* Start Data listing *

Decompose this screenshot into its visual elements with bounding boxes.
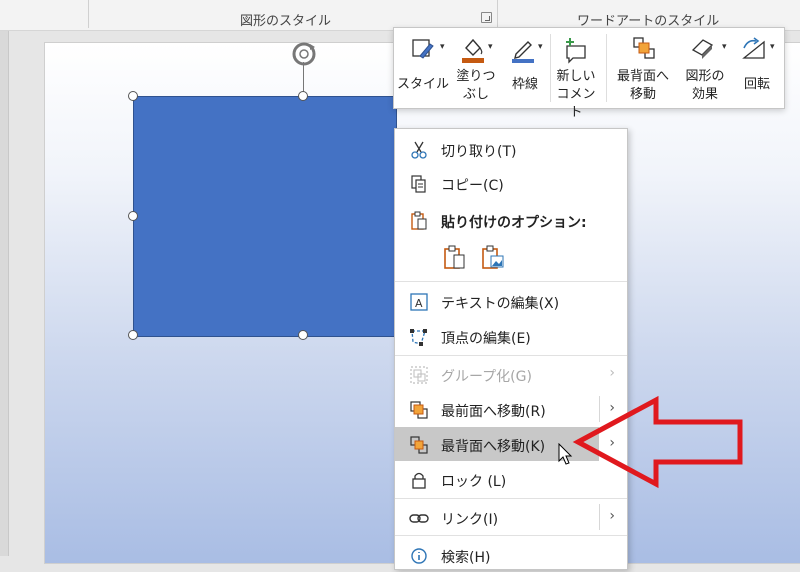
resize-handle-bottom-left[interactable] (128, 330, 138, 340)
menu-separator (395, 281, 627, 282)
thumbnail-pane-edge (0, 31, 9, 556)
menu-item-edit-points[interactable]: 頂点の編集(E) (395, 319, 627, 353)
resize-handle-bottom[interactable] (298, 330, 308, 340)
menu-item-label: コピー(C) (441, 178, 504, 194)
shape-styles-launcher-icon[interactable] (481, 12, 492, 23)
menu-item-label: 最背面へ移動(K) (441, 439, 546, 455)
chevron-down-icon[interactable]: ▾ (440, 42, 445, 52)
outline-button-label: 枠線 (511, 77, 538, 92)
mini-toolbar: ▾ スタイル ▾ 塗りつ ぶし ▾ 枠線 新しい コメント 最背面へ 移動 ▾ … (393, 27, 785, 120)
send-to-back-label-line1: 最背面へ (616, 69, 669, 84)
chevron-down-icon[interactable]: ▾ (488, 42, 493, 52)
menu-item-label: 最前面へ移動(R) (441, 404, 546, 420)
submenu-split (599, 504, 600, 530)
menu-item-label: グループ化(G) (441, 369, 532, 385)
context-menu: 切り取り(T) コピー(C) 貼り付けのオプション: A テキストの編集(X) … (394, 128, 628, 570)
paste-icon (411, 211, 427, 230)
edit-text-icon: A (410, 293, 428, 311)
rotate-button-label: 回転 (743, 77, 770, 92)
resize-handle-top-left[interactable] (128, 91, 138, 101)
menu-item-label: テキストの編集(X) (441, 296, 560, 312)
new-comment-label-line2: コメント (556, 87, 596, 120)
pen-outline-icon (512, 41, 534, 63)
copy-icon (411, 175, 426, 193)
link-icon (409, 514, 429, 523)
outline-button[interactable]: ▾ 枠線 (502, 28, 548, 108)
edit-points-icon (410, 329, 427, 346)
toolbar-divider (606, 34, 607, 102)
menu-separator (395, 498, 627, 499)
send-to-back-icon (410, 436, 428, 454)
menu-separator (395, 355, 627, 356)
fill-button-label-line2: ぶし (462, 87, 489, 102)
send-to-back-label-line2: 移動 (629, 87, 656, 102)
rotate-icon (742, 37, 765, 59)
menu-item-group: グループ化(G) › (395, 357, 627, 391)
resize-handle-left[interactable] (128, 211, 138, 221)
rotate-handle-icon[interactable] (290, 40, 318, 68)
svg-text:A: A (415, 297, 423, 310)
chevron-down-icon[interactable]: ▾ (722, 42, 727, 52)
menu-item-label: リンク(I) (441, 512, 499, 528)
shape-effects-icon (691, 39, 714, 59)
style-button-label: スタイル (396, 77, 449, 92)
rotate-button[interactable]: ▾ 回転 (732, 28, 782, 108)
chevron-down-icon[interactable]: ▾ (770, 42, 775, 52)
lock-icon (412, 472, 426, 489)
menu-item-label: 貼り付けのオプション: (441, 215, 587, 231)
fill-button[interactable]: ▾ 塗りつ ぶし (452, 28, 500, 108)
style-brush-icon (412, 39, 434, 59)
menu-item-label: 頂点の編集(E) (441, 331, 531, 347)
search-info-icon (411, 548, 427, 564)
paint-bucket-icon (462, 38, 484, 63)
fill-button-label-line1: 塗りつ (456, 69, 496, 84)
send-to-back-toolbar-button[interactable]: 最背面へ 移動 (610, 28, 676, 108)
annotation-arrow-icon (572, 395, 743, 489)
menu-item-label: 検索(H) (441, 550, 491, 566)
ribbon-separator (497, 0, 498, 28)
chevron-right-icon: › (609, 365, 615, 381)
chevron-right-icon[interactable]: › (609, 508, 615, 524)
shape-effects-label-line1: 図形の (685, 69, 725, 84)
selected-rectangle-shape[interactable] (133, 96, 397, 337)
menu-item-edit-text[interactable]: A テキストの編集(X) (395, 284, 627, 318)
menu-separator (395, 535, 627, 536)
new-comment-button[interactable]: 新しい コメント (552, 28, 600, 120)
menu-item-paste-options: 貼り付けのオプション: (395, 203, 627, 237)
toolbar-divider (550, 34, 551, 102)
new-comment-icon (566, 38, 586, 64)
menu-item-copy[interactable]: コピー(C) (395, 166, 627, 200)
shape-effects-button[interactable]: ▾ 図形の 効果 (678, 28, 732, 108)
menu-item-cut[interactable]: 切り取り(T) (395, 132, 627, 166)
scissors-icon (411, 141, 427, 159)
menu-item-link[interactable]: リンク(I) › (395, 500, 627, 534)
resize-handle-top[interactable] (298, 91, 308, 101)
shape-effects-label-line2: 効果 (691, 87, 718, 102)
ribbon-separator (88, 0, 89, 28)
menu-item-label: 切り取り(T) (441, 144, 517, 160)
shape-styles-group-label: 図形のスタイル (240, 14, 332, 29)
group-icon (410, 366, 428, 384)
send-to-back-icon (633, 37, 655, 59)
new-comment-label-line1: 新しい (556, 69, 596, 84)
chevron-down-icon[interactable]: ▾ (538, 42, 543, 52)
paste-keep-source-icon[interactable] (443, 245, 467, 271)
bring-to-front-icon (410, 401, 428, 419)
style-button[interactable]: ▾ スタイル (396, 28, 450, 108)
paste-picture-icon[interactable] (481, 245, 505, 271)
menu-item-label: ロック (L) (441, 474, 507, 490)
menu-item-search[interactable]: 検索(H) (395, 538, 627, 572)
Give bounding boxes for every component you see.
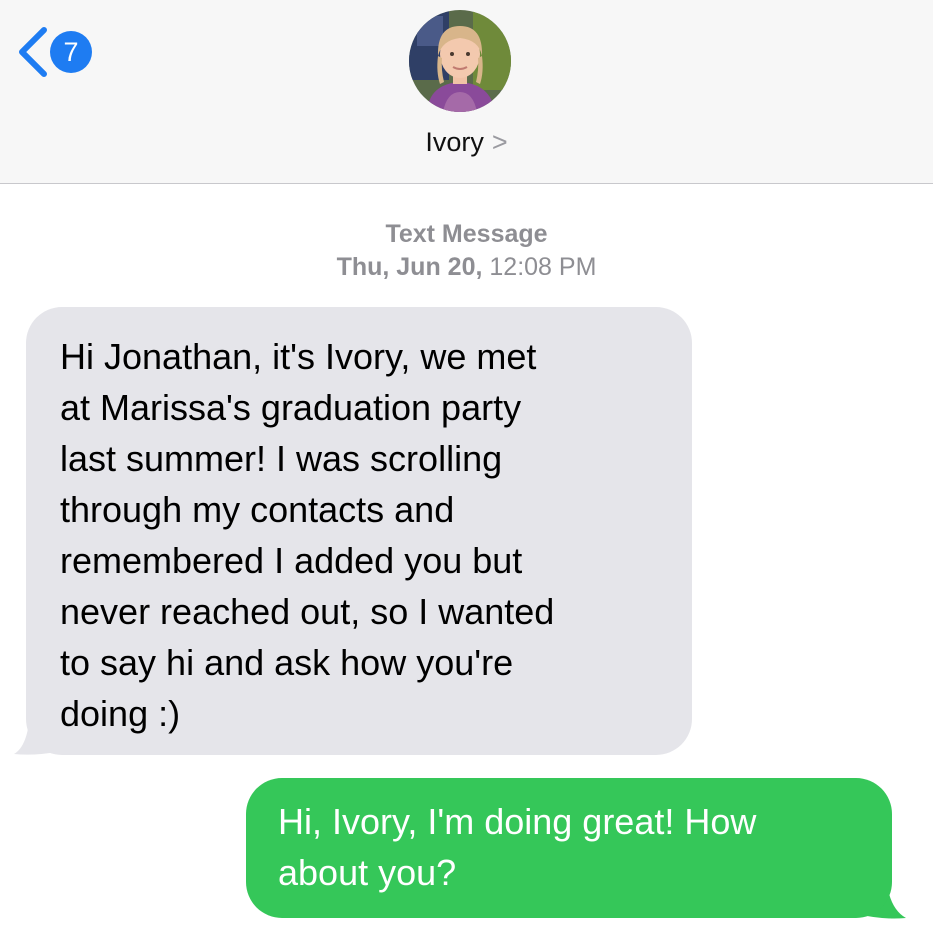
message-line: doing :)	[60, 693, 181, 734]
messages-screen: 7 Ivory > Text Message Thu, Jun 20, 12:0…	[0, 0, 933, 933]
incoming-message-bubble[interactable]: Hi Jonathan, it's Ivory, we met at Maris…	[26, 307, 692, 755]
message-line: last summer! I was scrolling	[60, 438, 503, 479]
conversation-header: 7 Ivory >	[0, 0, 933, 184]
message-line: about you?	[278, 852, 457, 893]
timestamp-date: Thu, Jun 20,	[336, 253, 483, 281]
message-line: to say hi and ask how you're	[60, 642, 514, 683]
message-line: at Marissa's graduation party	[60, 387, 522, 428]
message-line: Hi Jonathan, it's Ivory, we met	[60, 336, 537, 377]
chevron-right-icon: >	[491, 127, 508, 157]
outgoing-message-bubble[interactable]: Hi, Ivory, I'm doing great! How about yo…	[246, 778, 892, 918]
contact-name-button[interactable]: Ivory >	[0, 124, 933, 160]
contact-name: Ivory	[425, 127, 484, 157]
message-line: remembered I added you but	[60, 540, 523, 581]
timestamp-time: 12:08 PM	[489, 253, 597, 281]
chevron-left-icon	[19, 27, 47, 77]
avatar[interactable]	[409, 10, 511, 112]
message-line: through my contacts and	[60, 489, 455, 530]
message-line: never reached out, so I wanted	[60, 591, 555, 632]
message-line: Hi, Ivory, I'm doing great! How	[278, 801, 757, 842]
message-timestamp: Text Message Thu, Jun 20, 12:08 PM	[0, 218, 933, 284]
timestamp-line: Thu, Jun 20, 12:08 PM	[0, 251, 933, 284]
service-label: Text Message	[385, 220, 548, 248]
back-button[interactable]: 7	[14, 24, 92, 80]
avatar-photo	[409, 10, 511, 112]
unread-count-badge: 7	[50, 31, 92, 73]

* End Data listing *

- What is being asked: Return every line of all the entries above verbatim, omitting the pictures.

- Complete answer:
Decompose this screenshot into its visual elements with bounding boxes.
resize-handle-bottom-left[interactable] (128, 330, 138, 340)
menu-separator (395, 281, 627, 282)
thumbnail-pane-edge (0, 31, 9, 556)
menu-item-edit-points[interactable]: 頂点の編集(E) (395, 319, 627, 353)
resize-handle-bottom[interactable] (298, 330, 308, 340)
menu-item-label: コピー(C) (441, 178, 504, 194)
shape-styles-launcher-icon[interactable] (481, 12, 492, 23)
menu-item-label: 最背面へ移動(K) (441, 439, 546, 455)
chevron-down-icon[interactable]: ▾ (440, 42, 445, 52)
outline-button-label: 枠線 (511, 77, 538, 92)
mini-toolbar: ▾ スタイル ▾ 塗りつ ぶし ▾ 枠線 新しい コメント 最背面へ 移動 ▾ … (393, 27, 785, 120)
send-to-back-label-line1: 最背面へ (616, 69, 669, 84)
chevron-down-icon[interactable]: ▾ (488, 42, 493, 52)
menu-item-label: 最前面へ移動(R) (441, 404, 546, 420)
submenu-split (599, 504, 600, 530)
menu-item-label: グループ化(G) (441, 369, 532, 385)
context-menu: 切り取り(T) コピー(C) 貼り付けのオプション: A テキストの編集(X) … (394, 128, 628, 570)
paste-icon (411, 211, 427, 230)
edit-text-icon: A (410, 293, 428, 311)
rotate-button-label: 回転 (743, 77, 770, 92)
resize-handle-top-left[interactable] (128, 91, 138, 101)
menu-item-label: テキストの編集(X) (441, 296, 560, 312)
new-comment-label-line2: コメント (556, 87, 596, 120)
pen-outline-icon (512, 41, 534, 63)
copy-icon (411, 175, 426, 193)
link-icon (409, 514, 429, 523)
outline-button[interactable]: ▾ 枠線 (502, 28, 548, 108)
edit-points-icon (410, 329, 427, 346)
toolbar-divider (606, 34, 607, 102)
menu-separator (395, 498, 627, 499)
send-to-back-icon (410, 436, 428, 454)
menu-separator (395, 355, 627, 356)
fill-button-label-line2: ぶし (462, 87, 489, 102)
send-to-back-label-line2: 移動 (629, 87, 656, 102)
rotate-icon (742, 37, 765, 59)
menu-item-group: グループ化(G) › (395, 357, 627, 391)
resize-handle-left[interactable] (128, 211, 138, 221)
rotate-handle-icon[interactable] (290, 40, 318, 68)
svg-text:A: A (415, 297, 423, 310)
chevron-down-icon[interactable]: ▾ (722, 42, 727, 52)
menu-item-label: リンク(I) (441, 512, 499, 528)
shape-effects-icon (691, 39, 714, 59)
style-button-label: スタイル (396, 77, 449, 92)
rotate-button[interactable]: ▾ 回転 (732, 28, 782, 108)
chevron-down-icon[interactable]: ▾ (770, 42, 775, 52)
lock-icon (412, 472, 426, 489)
menu-item-label: 貼り付けのオプション: (441, 215, 587, 231)
fill-button[interactable]: ▾ 塗りつ ぶし (452, 28, 500, 108)
style-brush-icon (412, 39, 434, 59)
menu-item-label: 頂点の編集(E) (441, 331, 531, 347)
search-info-icon (411, 548, 427, 564)
paint-bucket-icon (462, 38, 484, 63)
fill-button-label-line1: 塗りつ (456, 69, 496, 84)
send-to-back-toolbar-button[interactable]: 最背面へ 移動 (610, 28, 676, 108)
annotation-arrow-icon (572, 395, 743, 489)
menu-item-label: 検索(H) (441, 550, 491, 566)
ribbon-separator (497, 0, 498, 28)
chevron-right-icon: › (609, 365, 615, 381)
chevron-right-icon[interactable]: › (609, 508, 615, 524)
shape-effects-label-line1: 図形の (685, 69, 725, 84)
selected-rectangle-shape[interactable] (133, 96, 397, 337)
menu-item-edit-text[interactable]: A テキストの編集(X) (395, 284, 627, 318)
menu-separator (395, 535, 627, 536)
new-comment-button[interactable]: 新しい コメント (552, 28, 600, 120)
menu-item-paste-options: 貼り付けのオプション: (395, 203, 627, 237)
toolbar-divider (550, 34, 551, 102)
new-comment-icon (566, 38, 586, 64)
menu-item-copy[interactable]: コピー(C) (395, 166, 627, 200)
shape-effects-button[interactable]: ▾ 図形の 効果 (678, 28, 732, 108)
menu-item-cut[interactable]: 切り取り(T) (395, 132, 627, 166)
scissors-icon (411, 141, 427, 159)
menu-item-link[interactable]: リンク(I) › (395, 500, 627, 534)
resize-handle-top[interactable] (298, 91, 308, 101)
shape-effects-label-line2: 効果 (691, 87, 718, 102)
ribbon-separator (88, 0, 89, 28)
menu-item-label: 切り取り(T) (441, 144, 517, 160)
shape-styles-group-label: 図形のスタイル (240, 14, 332, 29)
group-icon (410, 366, 428, 384)
send-to-back-icon (633, 37, 655, 59)
new-comment-label-line1: 新しい (556, 69, 596, 84)
chevron-down-icon[interactable]: ▾ (538, 42, 543, 52)
paste-keep-source-icon[interactable] (443, 245, 467, 271)
bring-to-front-icon (410, 401, 428, 419)
style-button[interactable]: ▾ スタイル (396, 28, 450, 108)
paste-picture-icon[interactable] (481, 245, 505, 271)
menu-item-label: ロック (L) (441, 474, 507, 490)
menu-item-search[interactable]: 検索(H) (395, 538, 627, 572)
Give bounding boxes for every component you see.
message-line: doing :)	[60, 693, 181, 734]
messages-screen: 7 Ivory > Text Message Thu, Jun 20, 12:0…	[0, 0, 933, 933]
incoming-message-bubble[interactable]: Hi Jonathan, it's Ivory, we met at Maris…	[26, 307, 692, 755]
message-line: last summer! I was scrolling	[60, 438, 503, 479]
conversation-header: 7 Ivory >	[0, 0, 933, 184]
message-line: about you?	[278, 852, 457, 893]
timestamp-date: Thu, Jun 20,	[336, 253, 483, 281]
message-line: to say hi and ask how you're	[60, 642, 514, 683]
message-line: at Marissa's graduation party	[60, 387, 522, 428]
message-line: Hi Jonathan, it's Ivory, we met	[60, 336, 537, 377]
chevron-right-icon: >	[491, 127, 508, 157]
outgoing-message-bubble[interactable]: Hi, Ivory, I'm doing great! How about yo…	[246, 778, 892, 918]
contact-name-button[interactable]: Ivory >	[0, 124, 933, 160]
contact-name: Ivory	[425, 127, 484, 157]
message-line: remembered I added you but	[60, 540, 523, 581]
timestamp-time: 12:08 PM	[489, 253, 597, 281]
chevron-left-icon	[19, 27, 47, 77]
avatar[interactable]	[409, 10, 511, 112]
message-line: through my contacts and	[60, 489, 455, 530]
message-line: never reached out, so I wanted	[60, 591, 555, 632]
message-line: Hi, Ivory, I'm doing great! How	[278, 801, 757, 842]
message-timestamp: Text Message Thu, Jun 20, 12:08 PM	[0, 218, 933, 284]
timestamp-line: Thu, Jun 20, 12:08 PM	[0, 251, 933, 284]
service-label: Text Message	[385, 220, 548, 248]
back-button[interactable]: 7	[14, 24, 92, 80]
avatar-photo	[409, 10, 511, 112]
unread-count-badge: 7	[50, 31, 92, 73]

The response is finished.